For this exercise, copy out each line of the material below that includes "There".

-----

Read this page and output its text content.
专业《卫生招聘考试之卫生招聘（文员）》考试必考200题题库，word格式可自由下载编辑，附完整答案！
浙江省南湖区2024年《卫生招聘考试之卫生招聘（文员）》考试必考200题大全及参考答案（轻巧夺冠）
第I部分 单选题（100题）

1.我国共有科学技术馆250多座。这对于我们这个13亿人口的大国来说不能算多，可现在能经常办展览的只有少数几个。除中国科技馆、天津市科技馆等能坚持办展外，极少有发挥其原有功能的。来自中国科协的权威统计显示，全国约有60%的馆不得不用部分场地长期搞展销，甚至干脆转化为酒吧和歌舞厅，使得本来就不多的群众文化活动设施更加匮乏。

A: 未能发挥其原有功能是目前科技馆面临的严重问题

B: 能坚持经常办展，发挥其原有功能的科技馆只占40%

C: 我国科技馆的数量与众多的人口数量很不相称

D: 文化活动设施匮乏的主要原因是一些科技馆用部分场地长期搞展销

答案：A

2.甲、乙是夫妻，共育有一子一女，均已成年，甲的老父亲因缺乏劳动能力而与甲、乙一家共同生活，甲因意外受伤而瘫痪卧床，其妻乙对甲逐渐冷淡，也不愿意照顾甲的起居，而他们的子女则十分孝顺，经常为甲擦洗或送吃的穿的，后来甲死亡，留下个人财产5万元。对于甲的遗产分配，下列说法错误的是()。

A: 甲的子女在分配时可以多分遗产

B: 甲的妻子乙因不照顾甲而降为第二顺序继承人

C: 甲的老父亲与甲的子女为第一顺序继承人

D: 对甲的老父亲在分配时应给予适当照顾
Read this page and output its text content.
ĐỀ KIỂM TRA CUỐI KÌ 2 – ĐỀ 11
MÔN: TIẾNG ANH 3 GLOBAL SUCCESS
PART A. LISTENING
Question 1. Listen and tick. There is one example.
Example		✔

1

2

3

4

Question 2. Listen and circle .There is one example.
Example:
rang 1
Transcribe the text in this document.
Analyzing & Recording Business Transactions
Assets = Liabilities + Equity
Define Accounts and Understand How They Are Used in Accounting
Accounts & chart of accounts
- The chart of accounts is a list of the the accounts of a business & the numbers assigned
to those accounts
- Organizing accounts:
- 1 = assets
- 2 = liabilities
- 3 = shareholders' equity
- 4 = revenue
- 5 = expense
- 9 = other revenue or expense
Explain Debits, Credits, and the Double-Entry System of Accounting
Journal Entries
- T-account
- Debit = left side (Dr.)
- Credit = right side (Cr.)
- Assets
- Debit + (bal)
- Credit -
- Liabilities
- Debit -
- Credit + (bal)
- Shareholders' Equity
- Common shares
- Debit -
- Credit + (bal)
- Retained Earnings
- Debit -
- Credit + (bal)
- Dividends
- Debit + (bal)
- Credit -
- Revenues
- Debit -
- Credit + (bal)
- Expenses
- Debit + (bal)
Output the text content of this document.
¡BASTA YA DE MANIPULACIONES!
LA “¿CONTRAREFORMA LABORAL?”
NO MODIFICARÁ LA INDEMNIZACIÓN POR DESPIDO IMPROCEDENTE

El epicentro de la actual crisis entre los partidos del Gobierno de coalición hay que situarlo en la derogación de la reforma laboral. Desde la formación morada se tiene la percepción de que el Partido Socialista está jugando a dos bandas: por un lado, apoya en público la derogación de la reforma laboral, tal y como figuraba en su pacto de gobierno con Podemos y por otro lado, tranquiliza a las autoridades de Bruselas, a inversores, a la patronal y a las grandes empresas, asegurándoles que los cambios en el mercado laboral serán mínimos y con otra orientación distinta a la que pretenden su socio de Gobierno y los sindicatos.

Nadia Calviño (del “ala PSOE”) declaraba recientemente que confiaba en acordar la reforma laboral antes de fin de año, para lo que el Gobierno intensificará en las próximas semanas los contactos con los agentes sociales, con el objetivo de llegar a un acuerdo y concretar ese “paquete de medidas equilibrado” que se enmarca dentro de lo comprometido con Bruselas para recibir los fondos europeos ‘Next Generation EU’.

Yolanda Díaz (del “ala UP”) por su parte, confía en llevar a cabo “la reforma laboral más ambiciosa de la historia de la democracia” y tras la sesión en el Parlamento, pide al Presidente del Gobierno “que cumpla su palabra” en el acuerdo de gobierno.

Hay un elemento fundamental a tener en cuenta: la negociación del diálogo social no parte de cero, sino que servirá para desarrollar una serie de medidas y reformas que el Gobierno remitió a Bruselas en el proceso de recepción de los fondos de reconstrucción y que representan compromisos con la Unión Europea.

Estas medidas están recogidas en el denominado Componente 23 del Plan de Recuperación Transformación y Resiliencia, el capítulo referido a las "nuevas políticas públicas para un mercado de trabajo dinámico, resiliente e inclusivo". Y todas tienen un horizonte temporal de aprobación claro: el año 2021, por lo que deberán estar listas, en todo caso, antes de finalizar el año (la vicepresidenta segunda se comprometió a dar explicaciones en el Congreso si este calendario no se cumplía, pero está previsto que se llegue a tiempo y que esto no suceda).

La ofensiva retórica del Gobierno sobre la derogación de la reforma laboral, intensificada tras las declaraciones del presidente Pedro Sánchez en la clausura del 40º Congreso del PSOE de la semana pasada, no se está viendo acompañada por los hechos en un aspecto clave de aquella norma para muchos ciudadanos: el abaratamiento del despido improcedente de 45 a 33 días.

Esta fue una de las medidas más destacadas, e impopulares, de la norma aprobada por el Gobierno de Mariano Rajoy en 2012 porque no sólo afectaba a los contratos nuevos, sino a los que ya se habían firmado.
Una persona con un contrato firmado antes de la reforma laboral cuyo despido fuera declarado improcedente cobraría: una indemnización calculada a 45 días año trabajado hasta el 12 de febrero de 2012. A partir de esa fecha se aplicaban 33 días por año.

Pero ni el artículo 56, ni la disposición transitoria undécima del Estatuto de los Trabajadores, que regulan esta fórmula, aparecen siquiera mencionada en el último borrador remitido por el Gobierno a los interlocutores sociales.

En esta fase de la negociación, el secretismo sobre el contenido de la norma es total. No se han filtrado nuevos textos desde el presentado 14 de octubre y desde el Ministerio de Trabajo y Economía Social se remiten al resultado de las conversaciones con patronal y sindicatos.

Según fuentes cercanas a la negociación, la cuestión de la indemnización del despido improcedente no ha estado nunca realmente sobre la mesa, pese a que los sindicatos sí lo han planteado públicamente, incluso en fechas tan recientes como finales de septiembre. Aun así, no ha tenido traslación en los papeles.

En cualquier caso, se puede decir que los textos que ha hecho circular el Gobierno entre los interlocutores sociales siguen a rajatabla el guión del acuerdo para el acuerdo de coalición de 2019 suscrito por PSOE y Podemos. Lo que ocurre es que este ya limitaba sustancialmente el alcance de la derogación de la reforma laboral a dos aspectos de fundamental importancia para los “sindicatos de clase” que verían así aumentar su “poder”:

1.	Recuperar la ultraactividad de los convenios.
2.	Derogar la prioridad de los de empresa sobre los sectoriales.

-----

Finished task.
Question 1. Listen and tick. There is one example.
Question 2. Listen and circle .There is one example.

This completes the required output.